[Data records]

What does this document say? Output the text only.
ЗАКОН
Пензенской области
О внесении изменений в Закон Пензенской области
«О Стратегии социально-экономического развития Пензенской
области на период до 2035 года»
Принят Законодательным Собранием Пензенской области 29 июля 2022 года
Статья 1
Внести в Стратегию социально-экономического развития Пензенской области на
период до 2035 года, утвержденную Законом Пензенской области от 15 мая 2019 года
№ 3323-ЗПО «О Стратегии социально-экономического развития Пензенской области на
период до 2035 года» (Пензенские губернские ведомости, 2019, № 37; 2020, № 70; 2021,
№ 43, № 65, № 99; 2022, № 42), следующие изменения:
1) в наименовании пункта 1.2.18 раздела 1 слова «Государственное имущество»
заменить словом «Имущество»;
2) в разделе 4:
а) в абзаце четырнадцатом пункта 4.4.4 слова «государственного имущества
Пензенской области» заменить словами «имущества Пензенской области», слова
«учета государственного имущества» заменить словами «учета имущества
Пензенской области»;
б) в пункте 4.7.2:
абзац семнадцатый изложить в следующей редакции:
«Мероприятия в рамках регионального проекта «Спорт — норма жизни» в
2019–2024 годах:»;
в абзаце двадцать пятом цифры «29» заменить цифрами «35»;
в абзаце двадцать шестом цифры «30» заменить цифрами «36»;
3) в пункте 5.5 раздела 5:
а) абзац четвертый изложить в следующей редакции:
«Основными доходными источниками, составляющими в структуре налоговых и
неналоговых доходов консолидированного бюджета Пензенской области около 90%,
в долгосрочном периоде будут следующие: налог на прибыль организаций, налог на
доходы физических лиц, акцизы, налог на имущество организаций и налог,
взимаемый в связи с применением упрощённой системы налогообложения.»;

Task objective | Please reproduce all of the entries exactly as they stand.

Answer for this exercise |
What does this document say? Output the text only.
ЗАКОН
Пензенской области
О внесении изменений в Закон Пензенской области
«О Стратегии социально-экономического развития Пензенской
области на период до 2035 года»
Принят Законодательным Собранием Пензенской области 29 июля 2022 года
Статья 1
Внести в Стратегию социально-экономического развития Пензенской области на
период до 2035 года, утвержденную Законом Пензенской области от 15 мая 2019 года
№ 3323-ЗПО «О Стратегии социально-экономического развития Пензенской области на
период до 2035 года» (Пензенские губернские ведомости, 2019, № 37; 2020, № 70; 2021,
№ 43, № 65, № 99; 2022, № 42), следующие изменения:
1) в наименовании пункта 1.2.18 раздела 1 слова «Государственное имущество»
заменить словом «Имущество»;
2) в разделе 4:
а) в абзаце четырнадцатом пункта 4.4.4 слова «государственного имущества
Пензенской области» заменить словами «имущества Пензенской области», слова
«учета государственного имущества» заменить словами «учета имущества
Пензенской области»;
б) в пункте 4.7.2:
абзац семнадцатый изложить в следующей редакции:
«Мероприятия в рамках регионального проекта «Спорт — норма жизни» в
2019–2024 годах:»;
в абзаце двадцать пятом цифры «29» заменить цифрами «35»;
в абзаце двадцать шестом цифры «30» заменить цифрами «36»;
3) в пункте 5.5 раздела 5:
а) абзац четвертый изложить в следующей редакции:
«Основными доходными источниками, составляющими в структуре налоговых и
неналоговых доходов консолидированного бюджета Пензенской области около 90%,
в долгосрочном периоде будут следующие: налог на прибыль организаций, налог на
доходы физических лиц, акцизы, налог на имущество организаций и налог,
взимаемый в связи с применением упрощённой системы налогообложения.»;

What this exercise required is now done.